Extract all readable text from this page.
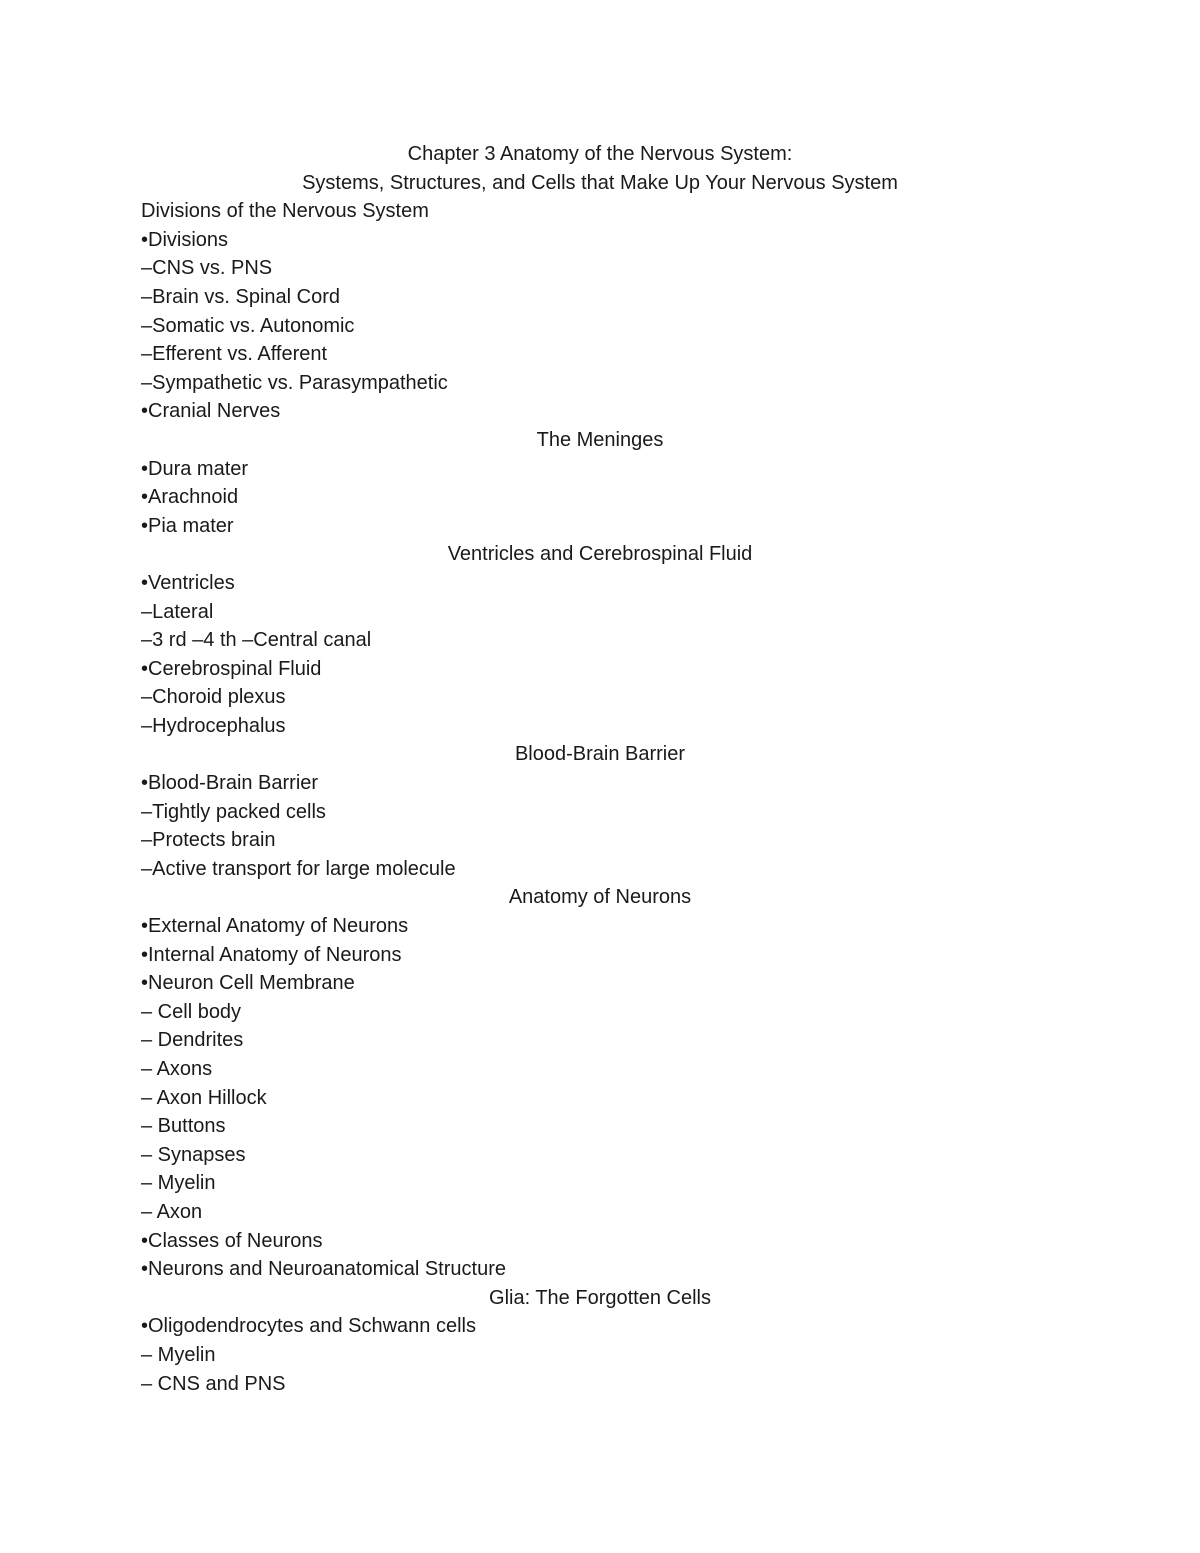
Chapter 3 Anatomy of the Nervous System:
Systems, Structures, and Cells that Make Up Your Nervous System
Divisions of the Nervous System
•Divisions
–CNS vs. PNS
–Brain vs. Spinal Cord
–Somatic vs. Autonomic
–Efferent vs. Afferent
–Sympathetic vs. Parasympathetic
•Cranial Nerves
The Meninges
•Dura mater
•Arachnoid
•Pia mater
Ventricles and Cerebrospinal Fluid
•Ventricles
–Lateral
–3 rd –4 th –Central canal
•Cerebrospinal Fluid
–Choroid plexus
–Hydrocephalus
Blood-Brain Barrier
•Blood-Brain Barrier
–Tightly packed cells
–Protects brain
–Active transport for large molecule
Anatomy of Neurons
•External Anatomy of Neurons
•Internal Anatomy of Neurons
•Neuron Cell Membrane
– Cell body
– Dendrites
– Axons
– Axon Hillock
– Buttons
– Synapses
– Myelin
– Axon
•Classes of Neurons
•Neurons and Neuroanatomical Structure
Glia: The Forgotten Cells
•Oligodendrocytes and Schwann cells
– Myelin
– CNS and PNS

=-=-=-=-=

Task to carry out ->
Transcribe the data exactly, minus any images.

Written solution ->
Extract all readable text from this page.
Chapter 3 Anatomy of the Nervous System:
Systems, Structures, and Cells that Make Up Your Nervous System
Divisions of the Nervous System
•Divisions
–CNS vs. PNS
–Brain vs. Spinal Cord
–Somatic vs. Autonomic
–Efferent vs. Afferent
–Sympathetic vs. Parasympathetic
•Cranial Nerves
The Meninges
•Dura mater
•Arachnoid
•Pia mater
Ventricles and Cerebrospinal Fluid
•Ventricles
–Lateral
–3 rd –4 th –Central canal
•Cerebrospinal Fluid
–Choroid plexus
–Hydrocephalus
Blood-Brain Barrier
•Blood-Brain Barrier
–Tightly packed cells
–Protects brain
–Active transport for large molecule
Anatomy of Neurons
•External Anatomy of Neurons
•Internal Anatomy of Neurons
•Neuron Cell Membrane
– Cell body
– Dendrites
– Axons
– Axon Hillock
– Buttons
– Synapses
– Myelin
– Axon
•Classes of Neurons
•Neurons and Neuroanatomical Structure
Glia: The Forgotten Cells
•Oligodendrocytes and Schwann cells
– Myelin
– CNS and PNS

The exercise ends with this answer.